Problem to work on:
Images embedded in the records are excluded; print everything else exactly as given.

======== Data for processing

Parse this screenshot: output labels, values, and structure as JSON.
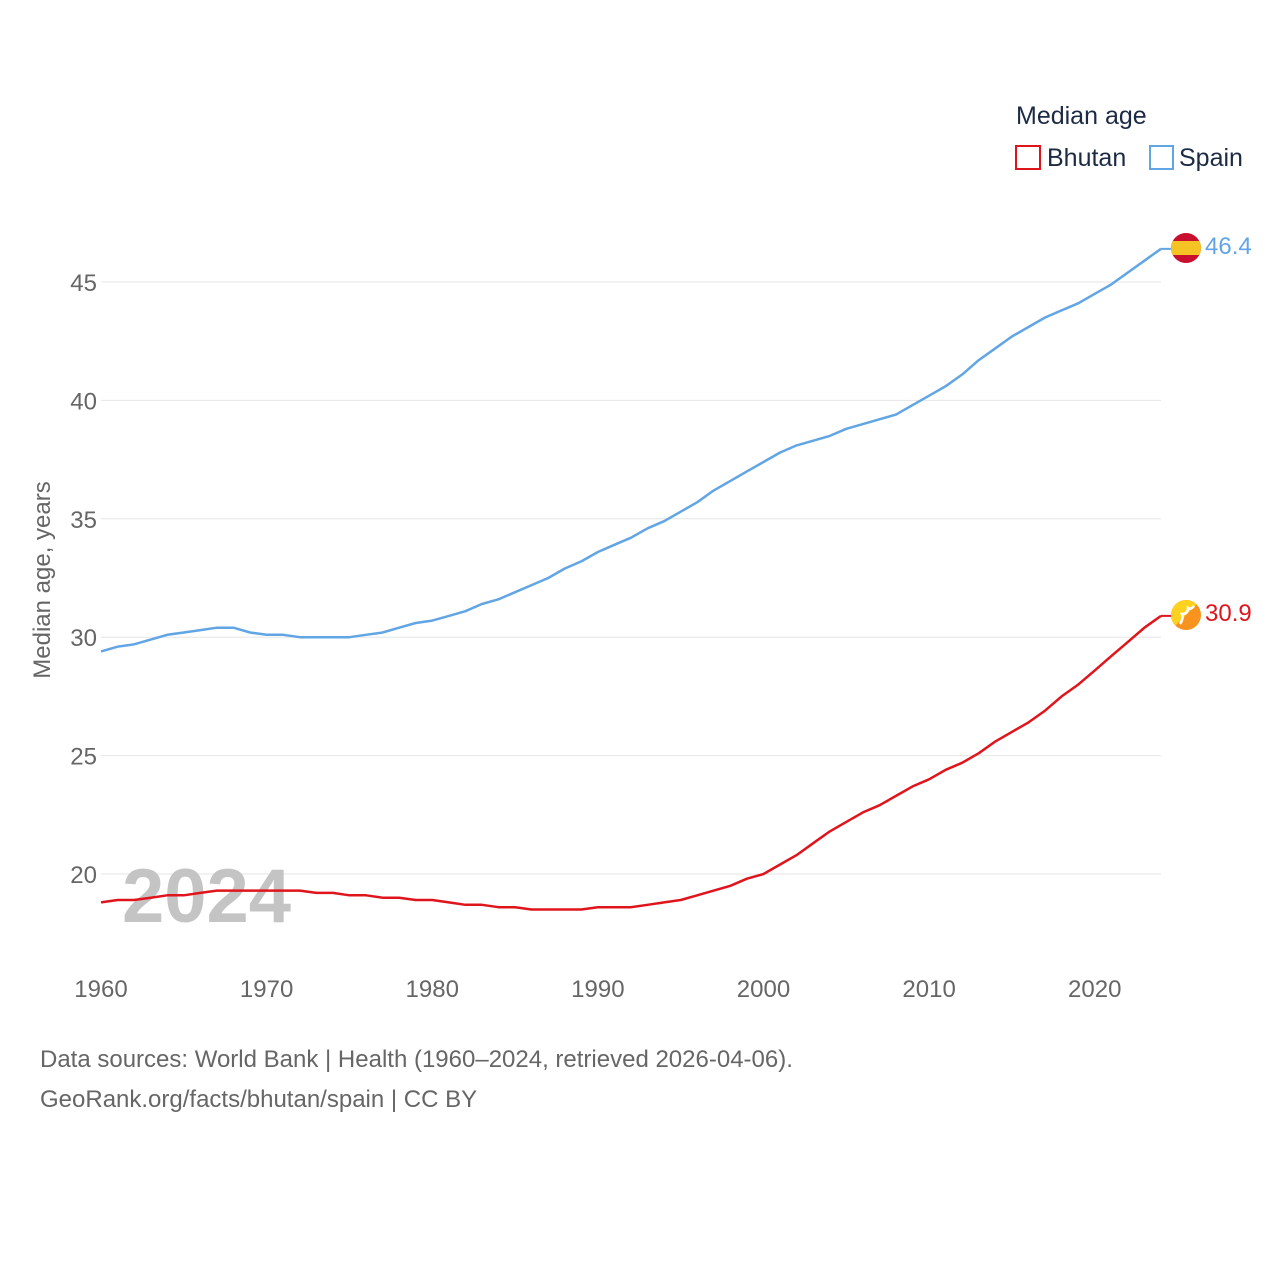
{
  "chart_data": {
    "type": "line",
    "legend_title": "Median age",
    "ylabel": "Median age, years",
    "xlabel": "",
    "xlim": [
      1960,
      2024
    ],
    "ylim": [
      17,
      48
    ],
    "x_ticks": [
      1960,
      1970,
      1980,
      1990,
      2000,
      2010,
      2020
    ],
    "y_ticks": [
      20,
      25,
      30,
      35,
      40,
      45
    ],
    "legend_position": "top-right",
    "watermark_year": "2024",
    "years": [
      1960,
      1961,
      1962,
      1963,
      1964,
      1965,
      1966,
      1967,
      1968,
      1969,
      1970,
      1971,
      1972,
      1973,
      1974,
      1975,
      1976,
      1977,
      1978,
      1979,
      1980,
      1981,
      1982,
      1983,
      1984,
      1985,
      1986,
      1987,
      1988,
      1989,
      1990,
      1991,
      1992,
      1993,
      1994,
      1995,
      1996,
      1997,
      1998,
      1999,
      2000,
      2001,
      2002,
      2003,
      2004,
      2005,
      2006,
      2007,
      2008,
      2009,
      2010,
      2011,
      2012,
      2013,
      2014,
      2015,
      2016,
      2017,
      2018,
      2019,
      2020,
      2021,
      2022,
      2023,
      2024
    ],
    "series": [
      {
        "name": "Bhutan",
        "color": "#e0141c",
        "end_label": "30.9",
        "values": [
          18.8,
          18.9,
          18.9,
          19.0,
          19.1,
          19.1,
          19.2,
          19.3,
          19.3,
          19.3,
          19.3,
          19.3,
          19.3,
          19.2,
          19.2,
          19.1,
          19.1,
          19.0,
          19.0,
          18.9,
          18.9,
          18.8,
          18.7,
          18.7,
          18.6,
          18.6,
          18.5,
          18.5,
          18.5,
          18.5,
          18.6,
          18.6,
          18.6,
          18.7,
          18.8,
          18.9,
          19.1,
          19.3,
          19.5,
          19.8,
          20.0,
          20.4,
          20.8,
          21.3,
          21.8,
          22.2,
          22.6,
          22.9,
          23.3,
          23.7,
          24.0,
          24.4,
          24.7,
          25.1,
          25.6,
          26.0,
          26.4,
          26.9,
          27.5,
          28.0,
          28.6,
          29.2,
          29.8,
          30.4,
          30.9
        ]
      },
      {
        "name": "Spain",
        "color": "#62a5e4",
        "end_label": "46.4",
        "values": [
          29.4,
          29.6,
          29.7,
          29.9,
          30.1,
          30.2,
          30.3,
          30.4,
          30.4,
          30.2,
          30.1,
          30.1,
          30.0,
          30.0,
          30.0,
          30.0,
          30.1,
          30.2,
          30.4,
          30.6,
          30.7,
          30.9,
          31.1,
          31.4,
          31.6,
          31.9,
          32.2,
          32.5,
          32.9,
          33.2,
          33.6,
          33.9,
          34.2,
          34.6,
          34.9,
          35.3,
          35.7,
          36.2,
          36.6,
          37.0,
          37.4,
          37.8,
          38.1,
          38.3,
          38.5,
          38.8,
          39.0,
          39.2,
          39.4,
          39.8,
          40.2,
          40.6,
          41.1,
          41.7,
          42.2,
          42.7,
          43.1,
          43.5,
          43.8,
          44.1,
          44.5,
          44.9,
          45.4,
          45.9,
          46.4
        ]
      }
    ]
  },
  "footer": {
    "line1": "Data sources: World Bank | Health (1960–2024, retrieved 2026-04-06).",
    "line2": "GeoRank.org/facts/bhutan/spain | CC BY"
  }
}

================

Task output:
Parse this screenshot: output labels, values, and structure as JSON.
{
  "chart_data": {
    "type": "line",
    "legend_title": "Median age",
    "ylabel": "Median age, years",
    "xlabel": "",
    "xlim": [
      1960,
      2024
    ],
    "ylim": [
      17,
      48
    ],
    "x_ticks": [
      1960,
      1970,
      1980,
      1990,
      2000,
      2010,
      2020
    ],
    "y_ticks": [
      20,
      25,
      30,
      35,
      40,
      45
    ],
    "legend_position": "top-right",
    "watermark_year": "2024",
    "years": [
      1960,
      1961,
      1962,
      1963,
      1964,
      1965,
      1966,
      1967,
      1968,
      1969,
      1970,
      1971,
      1972,
      1973,
      1974,
      1975,
      1976,
      1977,
      1978,
      1979,
      1980,
      1981,
      1982,
      1983,
      1984,
      1985,
      1986,
      1987,
      1988,
      1989,
      1990,
      1991,
      1992,
      1993,
      1994,
      1995,
      1996,
      1997,
      1998,
      1999,
      2000,
      2001,
      2002,
      2003,
      2004,
      2005,
      2006,
      2007,
      2008,
      2009,
      2010,
      2011,
      2012,
      2013,
      2014,
      2015,
      2016,
      2017,
      2018,
      2019,
      2020,
      2021,
      2022,
      2023,
      2024
    ],
    "series": [
      {
        "name": "Bhutan",
        "color": "#e0141c",
        "end_label": "30.9",
        "values": [
          18.8,
          18.9,
          18.9,
          19.0,
          19.1,
          19.1,
          19.2,
          19.3,
          19.3,
          19.3,
          19.3,
          19.3,
          19.3,
          19.2,
          19.2,
          19.1,
          19.1,
          19.0,
          19.0,
          18.9,
          18.9,
          18.8,
          18.7,
          18.7,
          18.6,
          18.6,
          18.5,
          18.5,
          18.5,
          18.5,
          18.6,
          18.6,
          18.6,
          18.7,
          18.8,
          18.9,
          19.1,
          19.3,
          19.5,
          19.8,
          20.0,
          20.4,
          20.8,
          21.3,
          21.8,
          22.2,
          22.6,
          22.9,
          23.3,
          23.7,
          24.0,
          24.4,
          24.7,
          25.1,
          25.6,
          26.0,
          26.4,
          26.9,
          27.5,
          28.0,
          28.6,
          29.2,
          29.8,
          30.4,
          30.9
        ]
      },
      {
        "name": "Spain",
        "color": "#62a5e4",
        "end_label": "46.4",
        "values": [
          29.4,
          29.6,
          29.7,
          29.9,
          30.1,
          30.2,
          30.3,
          30.4,
          30.4,
          30.2,
          30.1,
          30.1,
          30.0,
          30.0,
          30.0,
          30.0,
          30.1,
          30.2,
          30.4,
          30.6,
          30.7,
          30.9,
          31.1,
          31.4,
          31.6,
          31.9,
          32.2,
          32.5,
          32.9,
          33.2,
          33.6,
          33.9,
          34.2,
          34.6,
          34.9,
          35.3,
          35.7,
          36.2,
          36.6,
          37.0,
          37.4,
          37.8,
          38.1,
          38.3,
          38.5,
          38.8,
          39.0,
          39.2,
          39.4,
          39.8,
          40.2,
          40.6,
          41.1,
          41.7,
          42.2,
          42.7,
          43.1,
          43.5,
          43.8,
          44.1,
          44.5,
          44.9,
          45.4,
          45.9,
          46.4
        ]
      }
    ]
  },
  "footer": {
    "line1": "Data sources: World Bank | Health (1960–2024, retrieved 2026-04-06).",
    "line2": "GeoRank.org/facts/bhutan/spain | CC BY"
  }
}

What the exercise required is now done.